What the task asks — Going through the entries below, copy out each line that contains "infections".

Top of Provided records

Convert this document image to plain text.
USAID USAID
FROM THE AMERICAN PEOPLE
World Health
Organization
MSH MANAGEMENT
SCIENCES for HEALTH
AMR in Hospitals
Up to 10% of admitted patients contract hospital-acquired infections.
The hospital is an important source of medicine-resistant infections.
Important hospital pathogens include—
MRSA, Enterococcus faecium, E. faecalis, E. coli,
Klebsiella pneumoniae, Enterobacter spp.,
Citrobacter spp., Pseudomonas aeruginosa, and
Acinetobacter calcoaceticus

Bottom of Provided records

Result of this exercise —
Up to 10% of admitted patients contract hospital-acquired infections.
The hospital is an important source of medicine-resistant infections.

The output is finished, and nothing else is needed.